--- Begin ---

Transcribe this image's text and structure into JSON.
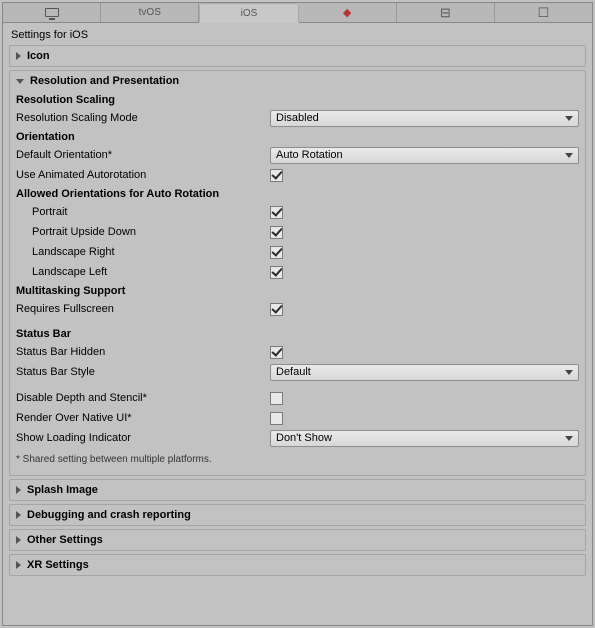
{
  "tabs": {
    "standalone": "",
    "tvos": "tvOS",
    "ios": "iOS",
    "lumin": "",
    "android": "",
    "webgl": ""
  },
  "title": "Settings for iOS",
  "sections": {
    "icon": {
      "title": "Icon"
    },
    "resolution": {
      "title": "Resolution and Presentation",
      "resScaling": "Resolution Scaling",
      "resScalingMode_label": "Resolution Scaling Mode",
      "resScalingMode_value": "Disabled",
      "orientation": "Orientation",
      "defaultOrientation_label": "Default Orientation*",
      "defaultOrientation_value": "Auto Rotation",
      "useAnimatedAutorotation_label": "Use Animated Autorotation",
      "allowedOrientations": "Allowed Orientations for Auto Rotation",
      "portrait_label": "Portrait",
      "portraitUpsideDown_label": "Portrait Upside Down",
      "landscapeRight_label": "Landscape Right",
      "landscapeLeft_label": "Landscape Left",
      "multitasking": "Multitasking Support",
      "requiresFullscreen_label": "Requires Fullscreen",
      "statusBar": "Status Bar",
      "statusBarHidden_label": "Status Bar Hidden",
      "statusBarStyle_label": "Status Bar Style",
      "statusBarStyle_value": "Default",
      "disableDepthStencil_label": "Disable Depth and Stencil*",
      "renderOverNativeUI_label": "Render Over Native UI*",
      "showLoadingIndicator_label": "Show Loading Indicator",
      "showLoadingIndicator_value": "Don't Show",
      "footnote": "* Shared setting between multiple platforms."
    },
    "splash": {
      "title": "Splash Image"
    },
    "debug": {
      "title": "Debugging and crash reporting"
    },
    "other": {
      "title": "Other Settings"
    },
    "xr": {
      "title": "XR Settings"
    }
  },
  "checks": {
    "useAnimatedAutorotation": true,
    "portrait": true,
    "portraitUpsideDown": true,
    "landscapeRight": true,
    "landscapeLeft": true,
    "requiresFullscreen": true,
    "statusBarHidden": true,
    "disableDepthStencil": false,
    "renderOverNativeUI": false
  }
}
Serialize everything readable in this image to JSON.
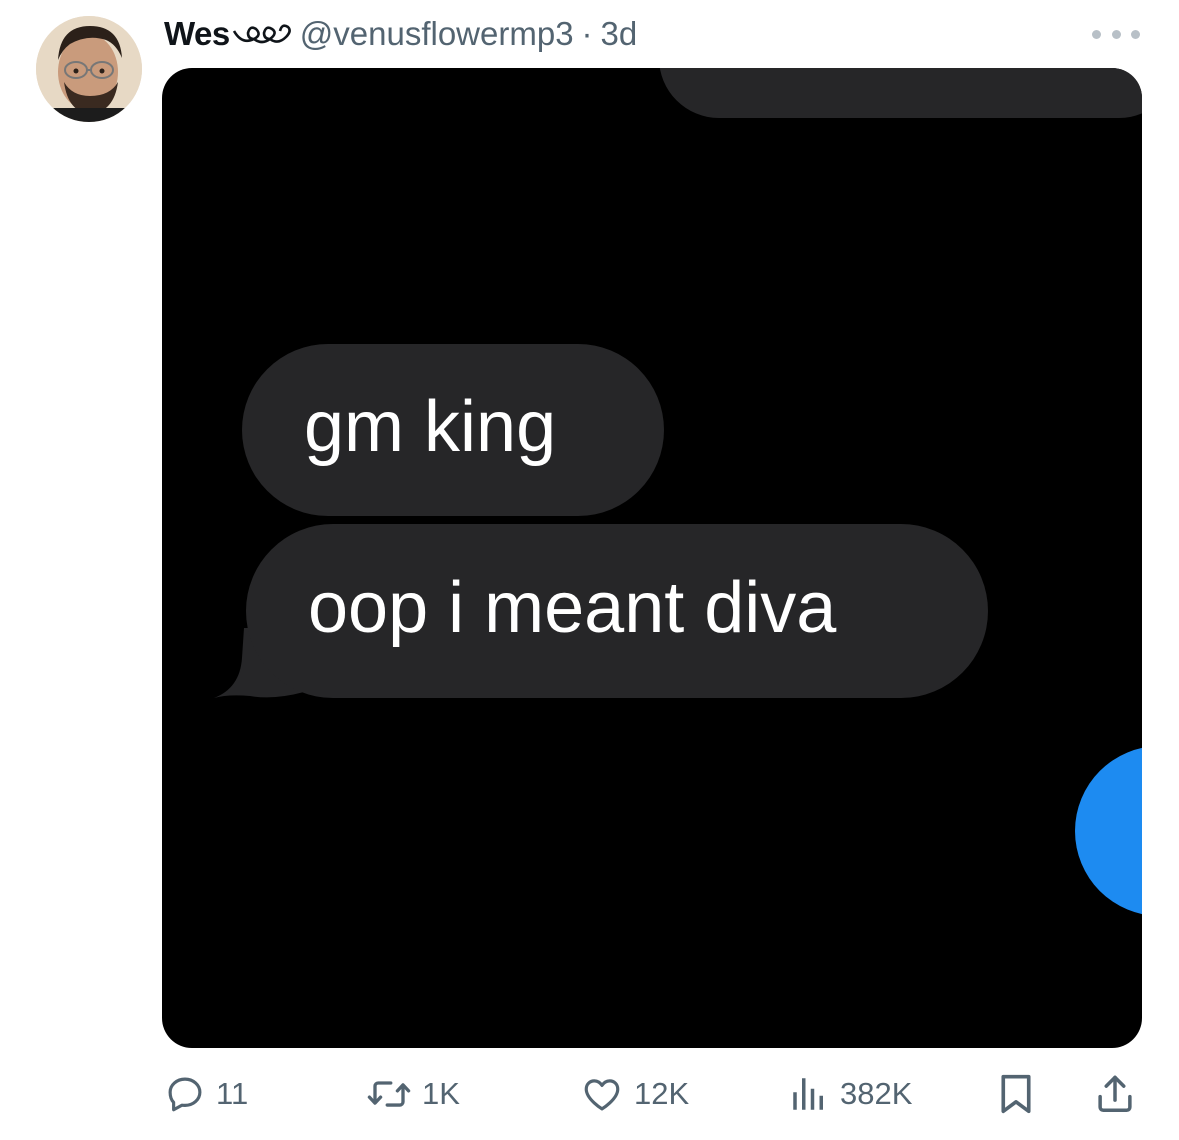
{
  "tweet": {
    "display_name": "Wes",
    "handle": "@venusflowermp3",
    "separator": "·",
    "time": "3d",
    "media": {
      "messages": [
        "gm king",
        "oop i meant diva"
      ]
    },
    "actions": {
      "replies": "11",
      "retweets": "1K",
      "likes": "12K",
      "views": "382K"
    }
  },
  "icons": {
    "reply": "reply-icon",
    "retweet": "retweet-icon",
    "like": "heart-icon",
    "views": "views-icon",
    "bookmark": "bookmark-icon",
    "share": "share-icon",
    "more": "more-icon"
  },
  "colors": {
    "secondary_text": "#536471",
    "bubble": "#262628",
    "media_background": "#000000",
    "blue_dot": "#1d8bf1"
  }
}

--- End ---

- [Written problem]: The data above should be repeated exactly, minus any pictures.

- [Answer to this exercise]:
Transcribe this image's text and structure into JSON.
{
  "tabs": {
    "standalone": "",
    "tvos": "tvOS",
    "ios": "iOS",
    "lumin": "",
    "android": "",
    "webgl": ""
  },
  "title": "Settings for iOS",
  "sections": {
    "icon": {
      "title": "Icon"
    },
    "resolution": {
      "title": "Resolution and Presentation",
      "resScaling": "Resolution Scaling",
      "resScalingMode_label": "Resolution Scaling Mode",
      "resScalingMode_value": "Disabled",
      "orientation": "Orientation",
      "defaultOrientation_label": "Default Orientation*",
      "defaultOrientation_value": "Auto Rotation",
      "useAnimatedAutorotation_label": "Use Animated Autorotation",
      "allowedOrientations": "Allowed Orientations for Auto Rotation",
      "portrait_label": "Portrait",
      "portraitUpsideDown_label": "Portrait Upside Down",
      "landscapeRight_label": "Landscape Right",
      "landscapeLeft_label": "Landscape Left",
      "multitasking": "Multitasking Support",
      "requiresFullscreen_label": "Requires Fullscreen",
      "statusBar": "Status Bar",
      "statusBarHidden_label": "Status Bar Hidden",
      "statusBarStyle_label": "Status Bar Style",
      "statusBarStyle_value": "Default",
      "disableDepthStencil_label": "Disable Depth and Stencil*",
      "renderOverNativeUI_label": "Render Over Native UI*",
      "showLoadingIndicator_label": "Show Loading Indicator",
      "showLoadingIndicator_value": "Don't Show",
      "footnote": "* Shared setting between multiple platforms."
    },
    "splash": {
      "title": "Splash Image"
    },
    "debug": {
      "title": "Debugging and crash reporting"
    },
    "other": {
      "title": "Other Settings"
    },
    "xr": {
      "title": "XR Settings"
    }
  },
  "checks": {
    "useAnimatedAutorotation": true,
    "portrait": true,
    "portraitUpsideDown": true,
    "landscapeRight": true,
    "landscapeLeft": true,
    "requiresFullscreen": true,
    "statusBarHidden": true,
    "disableDepthStencil": false,
    "renderOverNativeUI": false
  }
}
Serialize everything readable in this image to JSON.
{
  "tweet": {
    "display_name": "Wes",
    "handle": "@venusflowermp3",
    "separator": "·",
    "time": "3d",
    "media": {
      "messages": [
        "gm king",
        "oop i meant diva"
      ]
    },
    "actions": {
      "replies": "11",
      "retweets": "1K",
      "likes": "12K",
      "views": "382K"
    }
  },
  "icons": {
    "reply": "reply-icon",
    "retweet": "retweet-icon",
    "like": "heart-icon",
    "views": "views-icon",
    "bookmark": "bookmark-icon",
    "share": "share-icon",
    "more": "more-icon"
  },
  "colors": {
    "secondary_text": "#536471",
    "bubble": "#262628",
    "media_background": "#000000",
    "blue_dot": "#1d8bf1"
  }
}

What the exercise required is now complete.